• _What you need to do_:
Pick out all lines with the word "rscore" from the records that follow.

(Dataset excerpts)
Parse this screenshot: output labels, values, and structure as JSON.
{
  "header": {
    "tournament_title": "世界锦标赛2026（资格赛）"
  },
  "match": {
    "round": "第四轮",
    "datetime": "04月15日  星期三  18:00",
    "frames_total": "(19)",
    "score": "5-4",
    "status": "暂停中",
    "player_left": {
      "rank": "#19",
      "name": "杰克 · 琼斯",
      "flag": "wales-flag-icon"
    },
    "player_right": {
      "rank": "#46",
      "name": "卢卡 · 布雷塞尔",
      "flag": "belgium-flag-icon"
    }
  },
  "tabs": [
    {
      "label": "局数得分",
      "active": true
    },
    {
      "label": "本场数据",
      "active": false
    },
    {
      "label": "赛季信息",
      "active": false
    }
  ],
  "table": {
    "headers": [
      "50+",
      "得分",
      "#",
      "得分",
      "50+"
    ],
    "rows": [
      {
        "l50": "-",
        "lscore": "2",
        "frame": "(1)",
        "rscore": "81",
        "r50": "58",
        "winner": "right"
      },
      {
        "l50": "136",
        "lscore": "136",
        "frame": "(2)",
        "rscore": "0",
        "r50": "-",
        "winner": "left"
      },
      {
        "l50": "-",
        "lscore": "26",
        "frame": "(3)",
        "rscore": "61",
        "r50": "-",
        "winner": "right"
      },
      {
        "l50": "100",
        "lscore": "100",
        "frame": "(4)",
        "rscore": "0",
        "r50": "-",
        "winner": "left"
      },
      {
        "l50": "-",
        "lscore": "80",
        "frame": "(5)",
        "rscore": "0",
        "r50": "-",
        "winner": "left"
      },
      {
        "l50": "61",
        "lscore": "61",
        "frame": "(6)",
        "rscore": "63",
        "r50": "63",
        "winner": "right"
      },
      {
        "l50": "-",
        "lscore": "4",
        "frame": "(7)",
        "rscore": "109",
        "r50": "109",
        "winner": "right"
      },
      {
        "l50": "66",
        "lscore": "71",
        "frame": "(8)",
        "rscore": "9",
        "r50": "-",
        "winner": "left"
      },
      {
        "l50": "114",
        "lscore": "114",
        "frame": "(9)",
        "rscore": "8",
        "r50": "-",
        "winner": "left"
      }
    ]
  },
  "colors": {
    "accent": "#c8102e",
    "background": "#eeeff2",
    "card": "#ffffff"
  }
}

---

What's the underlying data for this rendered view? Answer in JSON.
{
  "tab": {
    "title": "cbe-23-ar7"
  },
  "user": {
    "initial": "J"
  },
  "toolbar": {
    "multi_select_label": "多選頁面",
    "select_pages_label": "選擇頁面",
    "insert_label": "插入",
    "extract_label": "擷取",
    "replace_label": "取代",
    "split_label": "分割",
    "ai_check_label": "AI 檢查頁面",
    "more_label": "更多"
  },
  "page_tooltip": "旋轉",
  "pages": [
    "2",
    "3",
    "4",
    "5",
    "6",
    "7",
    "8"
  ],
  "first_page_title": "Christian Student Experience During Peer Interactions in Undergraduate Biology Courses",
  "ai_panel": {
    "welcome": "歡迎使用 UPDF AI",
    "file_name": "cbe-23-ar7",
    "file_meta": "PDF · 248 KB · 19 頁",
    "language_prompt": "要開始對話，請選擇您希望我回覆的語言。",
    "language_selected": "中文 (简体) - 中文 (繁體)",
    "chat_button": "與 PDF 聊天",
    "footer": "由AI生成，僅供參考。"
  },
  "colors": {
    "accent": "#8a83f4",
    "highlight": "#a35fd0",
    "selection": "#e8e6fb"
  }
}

--

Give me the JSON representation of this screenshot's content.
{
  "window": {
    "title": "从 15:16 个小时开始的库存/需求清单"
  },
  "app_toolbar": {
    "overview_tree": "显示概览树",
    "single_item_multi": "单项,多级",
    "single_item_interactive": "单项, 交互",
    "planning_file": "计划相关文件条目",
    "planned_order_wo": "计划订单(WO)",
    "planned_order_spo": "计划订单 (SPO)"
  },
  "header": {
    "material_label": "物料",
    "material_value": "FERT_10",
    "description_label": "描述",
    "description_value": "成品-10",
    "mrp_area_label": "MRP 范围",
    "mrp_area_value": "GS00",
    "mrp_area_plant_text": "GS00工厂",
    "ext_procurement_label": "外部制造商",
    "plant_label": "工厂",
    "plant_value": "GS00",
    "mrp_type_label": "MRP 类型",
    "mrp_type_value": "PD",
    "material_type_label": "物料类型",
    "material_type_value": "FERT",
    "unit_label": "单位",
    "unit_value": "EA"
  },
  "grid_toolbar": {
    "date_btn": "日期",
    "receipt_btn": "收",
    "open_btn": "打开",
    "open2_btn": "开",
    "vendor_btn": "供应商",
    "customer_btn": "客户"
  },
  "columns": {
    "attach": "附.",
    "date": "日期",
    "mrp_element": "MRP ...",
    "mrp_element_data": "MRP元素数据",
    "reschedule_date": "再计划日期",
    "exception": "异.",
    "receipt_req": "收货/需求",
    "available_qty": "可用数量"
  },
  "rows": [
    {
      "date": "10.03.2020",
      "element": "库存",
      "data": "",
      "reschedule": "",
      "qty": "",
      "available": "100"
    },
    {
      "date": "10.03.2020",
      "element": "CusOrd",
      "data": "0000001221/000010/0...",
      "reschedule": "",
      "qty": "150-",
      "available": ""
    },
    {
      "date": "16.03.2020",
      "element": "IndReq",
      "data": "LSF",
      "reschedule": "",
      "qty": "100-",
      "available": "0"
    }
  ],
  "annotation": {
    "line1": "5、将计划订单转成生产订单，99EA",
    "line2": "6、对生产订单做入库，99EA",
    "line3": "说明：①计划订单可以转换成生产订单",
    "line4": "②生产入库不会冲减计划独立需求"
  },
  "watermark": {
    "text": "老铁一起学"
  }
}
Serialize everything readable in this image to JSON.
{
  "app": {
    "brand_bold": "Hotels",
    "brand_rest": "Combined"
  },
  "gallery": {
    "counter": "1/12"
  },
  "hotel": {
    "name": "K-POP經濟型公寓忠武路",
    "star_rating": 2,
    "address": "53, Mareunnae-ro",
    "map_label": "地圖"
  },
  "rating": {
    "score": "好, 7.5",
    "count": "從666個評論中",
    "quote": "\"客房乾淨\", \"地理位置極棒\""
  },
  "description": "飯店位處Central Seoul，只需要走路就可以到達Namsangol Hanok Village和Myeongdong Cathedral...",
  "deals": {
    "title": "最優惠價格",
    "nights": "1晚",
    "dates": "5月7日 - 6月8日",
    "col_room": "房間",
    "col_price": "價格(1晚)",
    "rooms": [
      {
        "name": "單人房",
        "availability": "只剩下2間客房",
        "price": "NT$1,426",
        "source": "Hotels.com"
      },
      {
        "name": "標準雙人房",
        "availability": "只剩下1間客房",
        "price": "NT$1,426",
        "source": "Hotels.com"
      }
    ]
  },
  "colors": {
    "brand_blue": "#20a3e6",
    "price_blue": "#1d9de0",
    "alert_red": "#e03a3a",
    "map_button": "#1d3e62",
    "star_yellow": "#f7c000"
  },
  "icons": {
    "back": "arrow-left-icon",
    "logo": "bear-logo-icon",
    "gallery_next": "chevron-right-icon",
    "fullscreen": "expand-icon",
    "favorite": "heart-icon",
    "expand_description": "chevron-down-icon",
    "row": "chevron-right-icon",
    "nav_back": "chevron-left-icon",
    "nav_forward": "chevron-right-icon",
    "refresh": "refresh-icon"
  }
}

• _Complete response_:
        "rscore": "81",
        "rscore": "0",
        "rscore": "61",
        "rscore": "0",
        "rscore": "0",
        "rscore": "63",
        "rscore": "109",
        "rscore": "9",
        "rscore": "8",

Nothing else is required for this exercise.